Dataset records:
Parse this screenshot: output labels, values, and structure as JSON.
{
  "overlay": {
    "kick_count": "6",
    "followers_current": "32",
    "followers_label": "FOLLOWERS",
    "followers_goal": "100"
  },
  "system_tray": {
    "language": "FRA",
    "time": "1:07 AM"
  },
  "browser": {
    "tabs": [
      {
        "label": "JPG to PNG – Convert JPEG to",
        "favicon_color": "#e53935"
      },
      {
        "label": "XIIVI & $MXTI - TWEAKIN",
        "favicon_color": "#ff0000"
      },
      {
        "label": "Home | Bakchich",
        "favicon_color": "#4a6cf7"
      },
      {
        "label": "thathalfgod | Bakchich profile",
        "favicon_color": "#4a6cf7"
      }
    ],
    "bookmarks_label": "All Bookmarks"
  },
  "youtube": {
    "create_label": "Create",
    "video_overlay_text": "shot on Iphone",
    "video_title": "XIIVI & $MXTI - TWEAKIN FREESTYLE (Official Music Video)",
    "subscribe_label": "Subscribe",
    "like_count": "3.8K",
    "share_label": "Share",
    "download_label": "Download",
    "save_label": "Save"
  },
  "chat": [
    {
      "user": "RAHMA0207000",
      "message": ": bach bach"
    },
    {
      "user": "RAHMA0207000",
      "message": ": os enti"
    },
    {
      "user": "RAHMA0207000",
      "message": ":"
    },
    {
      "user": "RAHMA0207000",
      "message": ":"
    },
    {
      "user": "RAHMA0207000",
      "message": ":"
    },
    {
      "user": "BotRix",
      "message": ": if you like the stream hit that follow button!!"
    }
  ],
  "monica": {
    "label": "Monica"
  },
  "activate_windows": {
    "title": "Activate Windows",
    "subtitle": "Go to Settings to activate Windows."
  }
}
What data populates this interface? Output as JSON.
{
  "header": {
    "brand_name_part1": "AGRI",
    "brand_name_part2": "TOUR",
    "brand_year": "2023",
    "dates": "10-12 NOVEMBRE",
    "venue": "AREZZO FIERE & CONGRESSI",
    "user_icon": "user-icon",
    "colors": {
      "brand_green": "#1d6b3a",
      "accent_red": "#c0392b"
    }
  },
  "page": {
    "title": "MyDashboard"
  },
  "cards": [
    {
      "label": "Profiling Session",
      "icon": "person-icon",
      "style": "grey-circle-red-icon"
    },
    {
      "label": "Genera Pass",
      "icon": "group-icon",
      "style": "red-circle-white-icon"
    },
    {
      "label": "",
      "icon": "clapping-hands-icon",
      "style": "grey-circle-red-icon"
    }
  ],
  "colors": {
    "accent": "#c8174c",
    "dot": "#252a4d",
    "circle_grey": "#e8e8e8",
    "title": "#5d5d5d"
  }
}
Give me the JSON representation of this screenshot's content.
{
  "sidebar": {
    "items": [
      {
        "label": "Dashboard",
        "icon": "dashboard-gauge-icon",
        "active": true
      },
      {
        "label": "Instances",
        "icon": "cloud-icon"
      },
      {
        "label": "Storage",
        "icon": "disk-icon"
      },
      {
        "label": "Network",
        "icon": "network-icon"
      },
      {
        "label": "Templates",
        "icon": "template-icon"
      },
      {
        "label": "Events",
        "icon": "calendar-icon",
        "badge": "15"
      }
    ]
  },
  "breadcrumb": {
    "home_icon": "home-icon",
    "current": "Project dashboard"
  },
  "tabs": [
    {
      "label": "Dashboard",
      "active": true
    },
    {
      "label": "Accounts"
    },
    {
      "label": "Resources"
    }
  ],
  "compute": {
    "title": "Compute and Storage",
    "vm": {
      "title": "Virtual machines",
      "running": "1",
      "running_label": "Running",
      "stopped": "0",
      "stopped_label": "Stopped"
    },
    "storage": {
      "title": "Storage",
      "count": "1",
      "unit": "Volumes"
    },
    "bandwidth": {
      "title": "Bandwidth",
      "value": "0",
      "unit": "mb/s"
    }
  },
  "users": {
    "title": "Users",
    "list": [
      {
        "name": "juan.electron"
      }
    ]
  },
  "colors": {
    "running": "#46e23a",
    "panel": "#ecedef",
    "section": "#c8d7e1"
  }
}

==

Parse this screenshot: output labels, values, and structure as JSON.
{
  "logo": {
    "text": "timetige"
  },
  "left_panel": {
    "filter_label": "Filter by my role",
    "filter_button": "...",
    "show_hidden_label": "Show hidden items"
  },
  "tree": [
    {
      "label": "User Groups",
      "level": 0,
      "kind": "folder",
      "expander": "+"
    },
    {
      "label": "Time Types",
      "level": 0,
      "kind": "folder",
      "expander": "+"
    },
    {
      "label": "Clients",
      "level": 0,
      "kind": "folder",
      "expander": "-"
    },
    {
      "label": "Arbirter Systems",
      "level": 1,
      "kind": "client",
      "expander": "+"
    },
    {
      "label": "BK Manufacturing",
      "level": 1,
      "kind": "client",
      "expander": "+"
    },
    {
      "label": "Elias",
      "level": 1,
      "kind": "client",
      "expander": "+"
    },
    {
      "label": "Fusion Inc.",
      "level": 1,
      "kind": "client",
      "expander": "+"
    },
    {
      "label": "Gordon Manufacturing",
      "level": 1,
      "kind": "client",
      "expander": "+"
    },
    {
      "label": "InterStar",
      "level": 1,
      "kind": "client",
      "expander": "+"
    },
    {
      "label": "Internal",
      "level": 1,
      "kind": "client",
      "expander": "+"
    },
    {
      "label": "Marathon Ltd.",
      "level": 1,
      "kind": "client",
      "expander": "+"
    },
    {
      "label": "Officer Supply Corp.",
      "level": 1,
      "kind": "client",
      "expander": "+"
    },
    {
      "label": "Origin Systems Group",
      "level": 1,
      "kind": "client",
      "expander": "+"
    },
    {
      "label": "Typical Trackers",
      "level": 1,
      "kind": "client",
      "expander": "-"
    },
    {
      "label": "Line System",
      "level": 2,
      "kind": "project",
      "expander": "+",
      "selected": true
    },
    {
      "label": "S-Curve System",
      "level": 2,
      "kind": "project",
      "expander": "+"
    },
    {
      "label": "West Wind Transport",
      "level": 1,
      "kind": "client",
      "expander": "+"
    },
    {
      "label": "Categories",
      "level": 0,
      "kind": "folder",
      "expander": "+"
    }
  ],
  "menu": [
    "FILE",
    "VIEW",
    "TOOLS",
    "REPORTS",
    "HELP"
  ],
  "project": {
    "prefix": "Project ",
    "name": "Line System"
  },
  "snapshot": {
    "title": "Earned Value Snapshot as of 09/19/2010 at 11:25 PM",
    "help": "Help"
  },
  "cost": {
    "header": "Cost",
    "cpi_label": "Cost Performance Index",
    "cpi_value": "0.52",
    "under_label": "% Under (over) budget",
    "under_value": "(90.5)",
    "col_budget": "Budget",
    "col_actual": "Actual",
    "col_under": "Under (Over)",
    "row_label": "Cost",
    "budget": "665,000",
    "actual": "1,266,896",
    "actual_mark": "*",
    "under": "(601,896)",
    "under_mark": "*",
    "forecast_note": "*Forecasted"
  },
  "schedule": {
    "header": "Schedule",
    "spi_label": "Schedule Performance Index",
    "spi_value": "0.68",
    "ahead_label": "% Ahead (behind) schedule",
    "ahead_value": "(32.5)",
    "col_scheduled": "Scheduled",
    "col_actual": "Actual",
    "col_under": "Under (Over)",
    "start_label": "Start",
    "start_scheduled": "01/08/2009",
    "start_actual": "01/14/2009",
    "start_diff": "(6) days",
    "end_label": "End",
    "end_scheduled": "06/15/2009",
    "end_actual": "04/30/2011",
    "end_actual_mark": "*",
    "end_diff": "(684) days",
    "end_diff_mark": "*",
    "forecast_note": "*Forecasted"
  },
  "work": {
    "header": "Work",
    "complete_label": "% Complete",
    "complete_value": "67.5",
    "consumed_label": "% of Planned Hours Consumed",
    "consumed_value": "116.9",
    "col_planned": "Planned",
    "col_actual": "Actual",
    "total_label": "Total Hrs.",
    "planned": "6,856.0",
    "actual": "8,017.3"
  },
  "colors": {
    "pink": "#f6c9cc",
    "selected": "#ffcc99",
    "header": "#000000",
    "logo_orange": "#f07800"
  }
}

* [Task directions] Pull out every line of the entries that includes the word "Manufacturing".

* [Solved problem]
      "label": "BK Manufacturing",
      "label": "Gordon Manufacturing",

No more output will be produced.